Work instructions: Reproduce the records below exactly as they appear.

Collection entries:
** START **

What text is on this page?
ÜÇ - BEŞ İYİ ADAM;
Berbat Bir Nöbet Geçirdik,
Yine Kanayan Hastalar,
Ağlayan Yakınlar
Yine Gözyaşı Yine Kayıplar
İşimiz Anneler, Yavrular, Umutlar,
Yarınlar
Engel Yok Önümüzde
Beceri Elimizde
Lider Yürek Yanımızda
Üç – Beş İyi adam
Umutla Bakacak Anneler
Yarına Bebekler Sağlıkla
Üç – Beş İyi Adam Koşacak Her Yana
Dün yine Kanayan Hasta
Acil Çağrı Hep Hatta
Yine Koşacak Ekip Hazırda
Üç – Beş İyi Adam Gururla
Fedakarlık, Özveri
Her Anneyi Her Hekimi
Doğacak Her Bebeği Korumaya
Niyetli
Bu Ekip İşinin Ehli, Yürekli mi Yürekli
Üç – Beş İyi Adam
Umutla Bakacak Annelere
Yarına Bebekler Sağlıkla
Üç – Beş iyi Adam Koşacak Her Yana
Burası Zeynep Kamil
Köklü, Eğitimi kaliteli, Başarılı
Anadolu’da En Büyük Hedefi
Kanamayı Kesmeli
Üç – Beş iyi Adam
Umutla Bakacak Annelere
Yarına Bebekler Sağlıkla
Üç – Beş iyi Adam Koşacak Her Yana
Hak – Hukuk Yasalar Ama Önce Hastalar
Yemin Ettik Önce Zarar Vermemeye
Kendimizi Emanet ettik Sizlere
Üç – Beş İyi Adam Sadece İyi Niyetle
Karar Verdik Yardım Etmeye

** END **

Completed task:
What text is on this page?
ÜÇ - BEŞ İYİ ADAM;
Berbat Bir Nöbet Geçirdik,
Yine Kanayan Hastalar,
Ağlayan Yakınlar
Yine Gözyaşı Yine Kayıplar
İşimiz Anneler, Yavrular, Umutlar,
Yarınlar
Engel Yok Önümüzde
Beceri Elimizde
Lider Yürek Yanımızda
Üç – Beş İyi adam
Umutla Bakacak Anneler
Yarına Bebekler Sağlıkla
Üç – Beş İyi Adam Koşacak Her Yana
Dün yine Kanayan Hasta
Acil Çağrı Hep Hatta
Yine Koşacak Ekip Hazırda
Üç – Beş İyi Adam Gururla
Fedakarlık, Özveri
Her Anneyi Her Hekimi
Doğacak Her Bebeği Korumaya
Niyetli
Bu Ekip İşinin Ehli, Yürekli mi Yürekli
Üç – Beş İyi Adam
Umutla Bakacak Annelere
Yarına Bebekler Sağlıkla
Üç – Beş iyi Adam Koşacak Her Yana
Burası Zeynep Kamil
Köklü, Eğitimi kaliteli, Başarılı
Anadolu’da En Büyük Hedefi
Kanamayı Kesmeli
Üç – Beş iyi Adam
Umutla Bakacak Annelere
Yarına Bebekler Sağlıkla
Üç – Beş iyi Adam Koşacak Her Yana
Hak – Hukuk Yasalar Ama Önce Hastalar
Yemin Ettik Önce Zarar Vermemeye
Kendimizi Emanet ettik Sizlere
Üç – Beş İyi Adam Sadece İyi Niyetle
Karar Verdik Yardım Etmeye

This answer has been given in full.